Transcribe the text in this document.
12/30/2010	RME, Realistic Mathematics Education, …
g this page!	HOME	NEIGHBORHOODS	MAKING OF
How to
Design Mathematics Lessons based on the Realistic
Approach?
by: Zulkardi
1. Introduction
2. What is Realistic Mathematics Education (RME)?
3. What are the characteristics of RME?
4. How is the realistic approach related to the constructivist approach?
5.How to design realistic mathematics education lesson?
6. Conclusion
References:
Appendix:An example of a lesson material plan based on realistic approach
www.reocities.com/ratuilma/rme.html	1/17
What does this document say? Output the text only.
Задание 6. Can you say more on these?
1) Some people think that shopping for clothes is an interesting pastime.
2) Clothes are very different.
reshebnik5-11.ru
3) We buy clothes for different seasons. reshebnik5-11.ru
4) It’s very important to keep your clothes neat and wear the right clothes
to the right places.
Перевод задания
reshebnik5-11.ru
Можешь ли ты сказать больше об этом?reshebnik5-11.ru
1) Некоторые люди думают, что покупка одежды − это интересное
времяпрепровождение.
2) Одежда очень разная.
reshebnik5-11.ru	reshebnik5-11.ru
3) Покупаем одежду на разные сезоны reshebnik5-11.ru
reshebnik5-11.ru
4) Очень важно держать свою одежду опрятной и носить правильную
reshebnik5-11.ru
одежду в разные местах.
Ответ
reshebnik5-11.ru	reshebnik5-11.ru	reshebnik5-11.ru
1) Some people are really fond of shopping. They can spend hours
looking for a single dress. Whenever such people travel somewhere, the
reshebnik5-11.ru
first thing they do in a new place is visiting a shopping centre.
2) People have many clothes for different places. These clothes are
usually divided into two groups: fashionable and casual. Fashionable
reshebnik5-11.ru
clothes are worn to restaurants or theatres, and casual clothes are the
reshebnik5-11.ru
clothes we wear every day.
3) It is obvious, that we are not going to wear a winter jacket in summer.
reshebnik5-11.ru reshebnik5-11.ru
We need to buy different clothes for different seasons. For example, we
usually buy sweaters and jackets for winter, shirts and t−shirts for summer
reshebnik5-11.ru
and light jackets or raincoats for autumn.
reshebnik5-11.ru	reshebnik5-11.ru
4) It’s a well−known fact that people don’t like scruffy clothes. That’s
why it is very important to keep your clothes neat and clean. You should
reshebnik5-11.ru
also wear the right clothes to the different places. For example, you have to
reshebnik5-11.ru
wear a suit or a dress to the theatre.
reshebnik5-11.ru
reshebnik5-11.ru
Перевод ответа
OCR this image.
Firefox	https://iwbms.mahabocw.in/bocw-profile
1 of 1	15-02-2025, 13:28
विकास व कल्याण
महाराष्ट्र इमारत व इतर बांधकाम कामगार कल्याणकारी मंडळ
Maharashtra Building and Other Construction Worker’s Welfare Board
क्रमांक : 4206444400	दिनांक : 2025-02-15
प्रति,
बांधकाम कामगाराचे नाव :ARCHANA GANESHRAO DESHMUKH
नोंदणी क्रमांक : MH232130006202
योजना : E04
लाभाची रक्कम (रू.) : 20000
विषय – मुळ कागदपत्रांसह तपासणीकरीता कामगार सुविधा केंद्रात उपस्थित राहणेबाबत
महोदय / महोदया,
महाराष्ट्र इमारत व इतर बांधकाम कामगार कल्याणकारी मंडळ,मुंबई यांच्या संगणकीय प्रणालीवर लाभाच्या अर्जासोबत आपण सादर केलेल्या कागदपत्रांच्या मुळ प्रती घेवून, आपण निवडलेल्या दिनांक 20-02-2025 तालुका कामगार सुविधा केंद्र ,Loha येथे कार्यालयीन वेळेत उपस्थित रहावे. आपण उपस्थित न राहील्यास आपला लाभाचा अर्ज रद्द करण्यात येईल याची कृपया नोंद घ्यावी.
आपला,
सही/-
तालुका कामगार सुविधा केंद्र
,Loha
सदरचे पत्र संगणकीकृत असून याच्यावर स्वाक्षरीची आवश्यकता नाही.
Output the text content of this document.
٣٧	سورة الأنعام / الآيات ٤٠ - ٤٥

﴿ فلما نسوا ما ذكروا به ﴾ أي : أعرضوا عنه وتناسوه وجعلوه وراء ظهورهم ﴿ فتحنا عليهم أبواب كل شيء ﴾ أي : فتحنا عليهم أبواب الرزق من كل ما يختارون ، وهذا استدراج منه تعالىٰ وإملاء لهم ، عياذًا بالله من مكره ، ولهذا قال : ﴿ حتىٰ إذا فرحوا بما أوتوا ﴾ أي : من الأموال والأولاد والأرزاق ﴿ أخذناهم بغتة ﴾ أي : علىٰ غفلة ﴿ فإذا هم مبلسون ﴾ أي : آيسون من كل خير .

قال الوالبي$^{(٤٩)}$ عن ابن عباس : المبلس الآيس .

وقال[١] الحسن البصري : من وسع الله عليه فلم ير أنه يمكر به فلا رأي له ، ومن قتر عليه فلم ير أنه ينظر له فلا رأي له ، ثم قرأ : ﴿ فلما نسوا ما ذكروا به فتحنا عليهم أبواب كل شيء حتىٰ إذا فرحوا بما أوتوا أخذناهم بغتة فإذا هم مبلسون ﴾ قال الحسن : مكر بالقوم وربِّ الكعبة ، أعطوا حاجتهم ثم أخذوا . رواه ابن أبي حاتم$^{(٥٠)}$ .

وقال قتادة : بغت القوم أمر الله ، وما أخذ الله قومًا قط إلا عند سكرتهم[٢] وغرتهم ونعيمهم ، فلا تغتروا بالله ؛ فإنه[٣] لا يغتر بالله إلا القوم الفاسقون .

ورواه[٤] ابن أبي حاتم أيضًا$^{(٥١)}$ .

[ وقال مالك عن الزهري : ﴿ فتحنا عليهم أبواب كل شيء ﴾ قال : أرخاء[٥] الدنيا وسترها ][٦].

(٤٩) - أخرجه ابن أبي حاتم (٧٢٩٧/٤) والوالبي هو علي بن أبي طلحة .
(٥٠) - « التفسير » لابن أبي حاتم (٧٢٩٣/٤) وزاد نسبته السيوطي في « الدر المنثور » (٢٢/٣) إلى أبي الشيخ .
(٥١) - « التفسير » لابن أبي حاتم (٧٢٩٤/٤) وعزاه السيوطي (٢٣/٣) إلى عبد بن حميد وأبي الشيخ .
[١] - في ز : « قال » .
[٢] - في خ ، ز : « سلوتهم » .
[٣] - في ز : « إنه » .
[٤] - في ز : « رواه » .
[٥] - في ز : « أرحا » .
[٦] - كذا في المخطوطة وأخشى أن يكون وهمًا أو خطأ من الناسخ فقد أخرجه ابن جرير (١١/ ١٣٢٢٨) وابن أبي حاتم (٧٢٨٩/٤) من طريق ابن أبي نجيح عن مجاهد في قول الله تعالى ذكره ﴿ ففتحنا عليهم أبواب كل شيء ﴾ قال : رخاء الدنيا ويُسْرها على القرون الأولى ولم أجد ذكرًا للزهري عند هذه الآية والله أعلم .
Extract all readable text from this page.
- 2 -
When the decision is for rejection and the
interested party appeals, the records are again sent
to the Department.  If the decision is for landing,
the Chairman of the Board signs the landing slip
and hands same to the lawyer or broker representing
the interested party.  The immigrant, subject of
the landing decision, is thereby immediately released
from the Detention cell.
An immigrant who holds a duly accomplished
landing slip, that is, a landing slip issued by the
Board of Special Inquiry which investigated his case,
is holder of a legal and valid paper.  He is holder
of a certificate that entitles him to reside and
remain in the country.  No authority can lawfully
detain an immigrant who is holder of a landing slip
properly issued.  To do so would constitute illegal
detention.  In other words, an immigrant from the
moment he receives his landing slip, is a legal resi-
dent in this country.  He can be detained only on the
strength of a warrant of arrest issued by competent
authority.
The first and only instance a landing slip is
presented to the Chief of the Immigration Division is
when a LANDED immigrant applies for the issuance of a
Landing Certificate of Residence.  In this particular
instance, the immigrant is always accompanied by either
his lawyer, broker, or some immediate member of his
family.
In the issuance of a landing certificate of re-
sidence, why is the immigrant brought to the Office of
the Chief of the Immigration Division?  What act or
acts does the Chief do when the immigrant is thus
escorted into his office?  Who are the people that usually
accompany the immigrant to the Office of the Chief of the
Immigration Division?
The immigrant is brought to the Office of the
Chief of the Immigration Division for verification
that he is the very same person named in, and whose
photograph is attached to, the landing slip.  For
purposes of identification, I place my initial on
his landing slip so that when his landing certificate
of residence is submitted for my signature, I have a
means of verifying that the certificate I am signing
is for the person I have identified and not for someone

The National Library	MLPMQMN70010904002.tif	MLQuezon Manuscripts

───

▶ [TO BE DONE] Consider the entries above and return each line with the string "مبلسون".

▶ [SOLUTION TO THE PROBLEM]
﴿ فلما نسوا ما ذكروا به ﴾ أي : أعرضوا عنه وتناسوه وجعلوه وراء ظهورهم ﴿ فتحنا عليهم أبواب كل شيء ﴾ أي : فتحنا عليهم أبواب الرزق من كل ما يختارون ، وهذا استدراج منه تعالىٰ وإملاء لهم ، عياذًا بالله من مكره ، ولهذا قال : ﴿ حتىٰ إذا فرحوا بما أوتوا ﴾ أي : من الأموال والأولاد والأرزاق ﴿ أخذناهم بغتة ﴾ أي : علىٰ غفلة ﴿ فإذا هم مبلسون ﴾ أي : آيسون من كل خير .
وقال[١] الحسن البصري : من وسع الله عليه فلم ير أنه يمكر به فلا رأي له ، ومن قتر عليه فلم ير أنه ينظر له فلا رأي له ، ثم قرأ : ﴿ فلما نسوا ما ذكروا به فتحنا عليهم أبواب كل شيء حتىٰ إذا فرحوا بما أوتوا أخذناهم بغتة فإذا هم مبلسون ﴾ قال الحسن : مكر بالقوم وربِّ الكعبة ، أعطوا حاجتهم ثم أخذوا . رواه ابن أبي حاتم$^{(٥٠)}$ .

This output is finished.